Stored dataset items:
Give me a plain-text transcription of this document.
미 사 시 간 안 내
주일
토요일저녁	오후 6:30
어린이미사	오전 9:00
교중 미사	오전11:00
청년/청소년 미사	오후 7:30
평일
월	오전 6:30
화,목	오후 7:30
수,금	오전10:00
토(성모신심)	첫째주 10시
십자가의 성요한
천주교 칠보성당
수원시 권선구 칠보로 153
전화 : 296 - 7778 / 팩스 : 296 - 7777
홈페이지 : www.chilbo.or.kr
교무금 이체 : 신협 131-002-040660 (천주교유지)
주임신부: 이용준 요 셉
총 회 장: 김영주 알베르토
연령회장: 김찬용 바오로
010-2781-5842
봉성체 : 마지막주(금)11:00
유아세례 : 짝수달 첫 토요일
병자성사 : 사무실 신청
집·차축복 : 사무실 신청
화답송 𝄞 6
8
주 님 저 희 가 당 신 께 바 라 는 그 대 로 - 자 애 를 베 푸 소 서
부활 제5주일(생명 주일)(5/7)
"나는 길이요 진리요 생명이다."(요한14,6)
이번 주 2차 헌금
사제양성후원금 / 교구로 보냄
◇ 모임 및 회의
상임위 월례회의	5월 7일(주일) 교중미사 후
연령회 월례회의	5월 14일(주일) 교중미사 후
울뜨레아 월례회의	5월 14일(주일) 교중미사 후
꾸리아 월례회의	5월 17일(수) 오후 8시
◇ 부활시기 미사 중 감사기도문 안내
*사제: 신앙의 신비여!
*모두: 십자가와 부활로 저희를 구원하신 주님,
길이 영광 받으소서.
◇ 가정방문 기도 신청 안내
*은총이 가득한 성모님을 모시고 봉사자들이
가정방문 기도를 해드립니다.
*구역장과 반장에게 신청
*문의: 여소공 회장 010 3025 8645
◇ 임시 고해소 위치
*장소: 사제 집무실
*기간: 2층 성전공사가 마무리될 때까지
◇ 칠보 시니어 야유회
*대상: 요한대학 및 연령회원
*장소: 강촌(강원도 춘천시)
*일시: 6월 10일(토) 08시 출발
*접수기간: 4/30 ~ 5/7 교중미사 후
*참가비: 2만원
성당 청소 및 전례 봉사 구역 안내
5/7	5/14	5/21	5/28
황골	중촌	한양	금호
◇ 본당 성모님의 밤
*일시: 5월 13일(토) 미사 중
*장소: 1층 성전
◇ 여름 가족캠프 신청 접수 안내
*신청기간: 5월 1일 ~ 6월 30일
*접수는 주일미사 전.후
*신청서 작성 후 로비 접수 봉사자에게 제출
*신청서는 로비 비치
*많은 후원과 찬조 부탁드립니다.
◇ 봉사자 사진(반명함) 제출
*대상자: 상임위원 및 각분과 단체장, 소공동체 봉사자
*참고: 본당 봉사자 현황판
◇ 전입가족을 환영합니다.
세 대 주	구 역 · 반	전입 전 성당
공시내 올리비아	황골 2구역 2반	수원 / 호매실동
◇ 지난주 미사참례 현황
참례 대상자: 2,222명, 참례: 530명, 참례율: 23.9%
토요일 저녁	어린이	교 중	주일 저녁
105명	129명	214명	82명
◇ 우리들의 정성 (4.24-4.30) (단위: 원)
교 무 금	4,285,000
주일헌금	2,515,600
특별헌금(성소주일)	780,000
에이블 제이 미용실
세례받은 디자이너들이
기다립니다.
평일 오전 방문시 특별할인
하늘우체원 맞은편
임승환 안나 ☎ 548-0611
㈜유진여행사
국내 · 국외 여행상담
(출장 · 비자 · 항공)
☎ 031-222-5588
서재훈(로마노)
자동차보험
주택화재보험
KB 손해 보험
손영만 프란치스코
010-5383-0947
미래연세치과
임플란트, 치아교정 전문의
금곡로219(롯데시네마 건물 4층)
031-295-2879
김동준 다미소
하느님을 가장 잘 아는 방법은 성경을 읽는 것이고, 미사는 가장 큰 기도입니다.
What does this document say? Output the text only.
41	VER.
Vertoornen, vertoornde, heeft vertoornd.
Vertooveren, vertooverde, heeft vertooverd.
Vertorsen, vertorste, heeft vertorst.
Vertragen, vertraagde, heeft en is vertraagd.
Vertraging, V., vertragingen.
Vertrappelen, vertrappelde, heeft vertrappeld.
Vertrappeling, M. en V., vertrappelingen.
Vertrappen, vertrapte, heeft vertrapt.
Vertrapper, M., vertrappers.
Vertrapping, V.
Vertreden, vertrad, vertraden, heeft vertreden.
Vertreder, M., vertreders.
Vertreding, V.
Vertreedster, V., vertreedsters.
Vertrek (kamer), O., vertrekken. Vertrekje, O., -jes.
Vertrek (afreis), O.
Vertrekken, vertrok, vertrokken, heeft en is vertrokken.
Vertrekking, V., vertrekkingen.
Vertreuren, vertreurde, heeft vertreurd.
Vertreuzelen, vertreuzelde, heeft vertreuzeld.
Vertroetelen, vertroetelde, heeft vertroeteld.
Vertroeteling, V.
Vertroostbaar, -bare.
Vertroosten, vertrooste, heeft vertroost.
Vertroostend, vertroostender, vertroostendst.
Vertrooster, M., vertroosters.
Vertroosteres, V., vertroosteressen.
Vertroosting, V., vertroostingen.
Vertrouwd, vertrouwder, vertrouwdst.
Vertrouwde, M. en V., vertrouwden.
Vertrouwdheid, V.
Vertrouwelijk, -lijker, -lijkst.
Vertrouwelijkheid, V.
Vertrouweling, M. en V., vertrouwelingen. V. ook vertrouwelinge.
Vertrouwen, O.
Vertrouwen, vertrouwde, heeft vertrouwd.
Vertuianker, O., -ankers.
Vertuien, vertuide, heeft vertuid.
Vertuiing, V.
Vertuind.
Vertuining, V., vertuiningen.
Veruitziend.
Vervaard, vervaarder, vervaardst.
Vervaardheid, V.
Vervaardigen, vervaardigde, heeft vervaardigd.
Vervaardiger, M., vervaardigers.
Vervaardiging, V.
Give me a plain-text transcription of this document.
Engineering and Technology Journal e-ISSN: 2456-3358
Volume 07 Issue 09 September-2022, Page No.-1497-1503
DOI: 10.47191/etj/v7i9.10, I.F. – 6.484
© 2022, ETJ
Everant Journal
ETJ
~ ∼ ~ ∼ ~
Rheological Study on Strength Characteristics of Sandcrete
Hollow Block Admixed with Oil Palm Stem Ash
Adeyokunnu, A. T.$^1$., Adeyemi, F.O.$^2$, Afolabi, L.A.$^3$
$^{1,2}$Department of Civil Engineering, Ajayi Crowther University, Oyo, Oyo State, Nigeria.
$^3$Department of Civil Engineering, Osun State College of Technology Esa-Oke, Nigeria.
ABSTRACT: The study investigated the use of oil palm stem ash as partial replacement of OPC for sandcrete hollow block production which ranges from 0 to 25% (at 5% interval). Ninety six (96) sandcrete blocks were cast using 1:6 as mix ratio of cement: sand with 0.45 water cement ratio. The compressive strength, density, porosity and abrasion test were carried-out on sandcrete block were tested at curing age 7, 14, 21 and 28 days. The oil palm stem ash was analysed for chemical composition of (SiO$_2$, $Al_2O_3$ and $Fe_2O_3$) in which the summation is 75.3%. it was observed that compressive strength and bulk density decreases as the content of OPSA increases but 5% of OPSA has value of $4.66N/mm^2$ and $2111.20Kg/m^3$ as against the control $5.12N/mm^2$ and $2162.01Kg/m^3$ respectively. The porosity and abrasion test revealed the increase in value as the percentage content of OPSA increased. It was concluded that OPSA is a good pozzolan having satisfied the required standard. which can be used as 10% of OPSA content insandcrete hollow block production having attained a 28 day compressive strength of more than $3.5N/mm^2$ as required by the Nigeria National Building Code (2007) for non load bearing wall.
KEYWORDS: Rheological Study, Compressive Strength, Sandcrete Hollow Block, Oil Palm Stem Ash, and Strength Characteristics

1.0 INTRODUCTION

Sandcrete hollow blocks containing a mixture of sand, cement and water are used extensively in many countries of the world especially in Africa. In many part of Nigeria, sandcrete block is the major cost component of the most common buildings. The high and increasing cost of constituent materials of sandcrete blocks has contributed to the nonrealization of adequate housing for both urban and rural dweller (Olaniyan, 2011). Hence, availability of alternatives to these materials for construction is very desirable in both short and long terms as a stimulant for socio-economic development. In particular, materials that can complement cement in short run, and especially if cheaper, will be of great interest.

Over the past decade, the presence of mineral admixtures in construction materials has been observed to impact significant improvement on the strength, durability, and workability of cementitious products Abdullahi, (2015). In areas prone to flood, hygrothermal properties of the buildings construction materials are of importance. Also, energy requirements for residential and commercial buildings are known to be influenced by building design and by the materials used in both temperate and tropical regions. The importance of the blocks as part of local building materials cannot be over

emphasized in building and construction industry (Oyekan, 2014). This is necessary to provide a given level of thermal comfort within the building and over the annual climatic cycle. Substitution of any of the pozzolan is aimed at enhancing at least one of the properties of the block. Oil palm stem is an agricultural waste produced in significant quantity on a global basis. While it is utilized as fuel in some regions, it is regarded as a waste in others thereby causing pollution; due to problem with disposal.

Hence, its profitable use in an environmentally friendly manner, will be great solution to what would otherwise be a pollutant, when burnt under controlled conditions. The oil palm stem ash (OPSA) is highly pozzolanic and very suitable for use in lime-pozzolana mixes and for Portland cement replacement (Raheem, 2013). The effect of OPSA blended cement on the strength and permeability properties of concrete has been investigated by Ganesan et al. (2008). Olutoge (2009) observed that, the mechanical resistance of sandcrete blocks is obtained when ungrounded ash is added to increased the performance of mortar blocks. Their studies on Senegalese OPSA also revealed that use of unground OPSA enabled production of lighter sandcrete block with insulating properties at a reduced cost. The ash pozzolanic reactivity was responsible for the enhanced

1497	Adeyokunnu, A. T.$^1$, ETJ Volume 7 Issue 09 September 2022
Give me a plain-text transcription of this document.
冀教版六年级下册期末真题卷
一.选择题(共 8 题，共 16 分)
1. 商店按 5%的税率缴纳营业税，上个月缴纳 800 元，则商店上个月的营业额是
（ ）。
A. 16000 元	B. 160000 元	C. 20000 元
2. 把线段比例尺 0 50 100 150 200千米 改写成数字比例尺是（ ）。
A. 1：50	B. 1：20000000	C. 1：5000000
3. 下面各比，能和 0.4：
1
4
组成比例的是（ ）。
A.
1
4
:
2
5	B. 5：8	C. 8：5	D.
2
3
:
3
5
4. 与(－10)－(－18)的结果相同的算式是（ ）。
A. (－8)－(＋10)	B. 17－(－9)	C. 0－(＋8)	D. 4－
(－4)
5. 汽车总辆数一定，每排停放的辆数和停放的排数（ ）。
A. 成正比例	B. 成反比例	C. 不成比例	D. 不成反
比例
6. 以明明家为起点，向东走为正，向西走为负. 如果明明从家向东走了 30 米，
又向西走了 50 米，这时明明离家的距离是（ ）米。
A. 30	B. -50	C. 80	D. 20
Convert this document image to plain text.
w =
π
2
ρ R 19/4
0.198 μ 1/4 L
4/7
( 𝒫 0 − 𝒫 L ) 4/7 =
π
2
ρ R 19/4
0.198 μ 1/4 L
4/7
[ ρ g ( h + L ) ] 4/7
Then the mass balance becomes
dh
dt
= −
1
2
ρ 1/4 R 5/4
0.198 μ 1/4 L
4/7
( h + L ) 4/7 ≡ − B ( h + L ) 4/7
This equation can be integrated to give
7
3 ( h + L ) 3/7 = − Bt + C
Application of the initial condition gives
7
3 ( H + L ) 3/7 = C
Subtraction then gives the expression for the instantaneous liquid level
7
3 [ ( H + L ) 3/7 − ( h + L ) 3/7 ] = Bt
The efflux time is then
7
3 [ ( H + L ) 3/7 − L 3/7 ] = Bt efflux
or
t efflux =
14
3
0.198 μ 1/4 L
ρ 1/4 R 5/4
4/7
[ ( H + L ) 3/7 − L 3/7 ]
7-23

• What you have to do: Provide only the number of lines in the records containing the string "Characteristics".

• The result: 2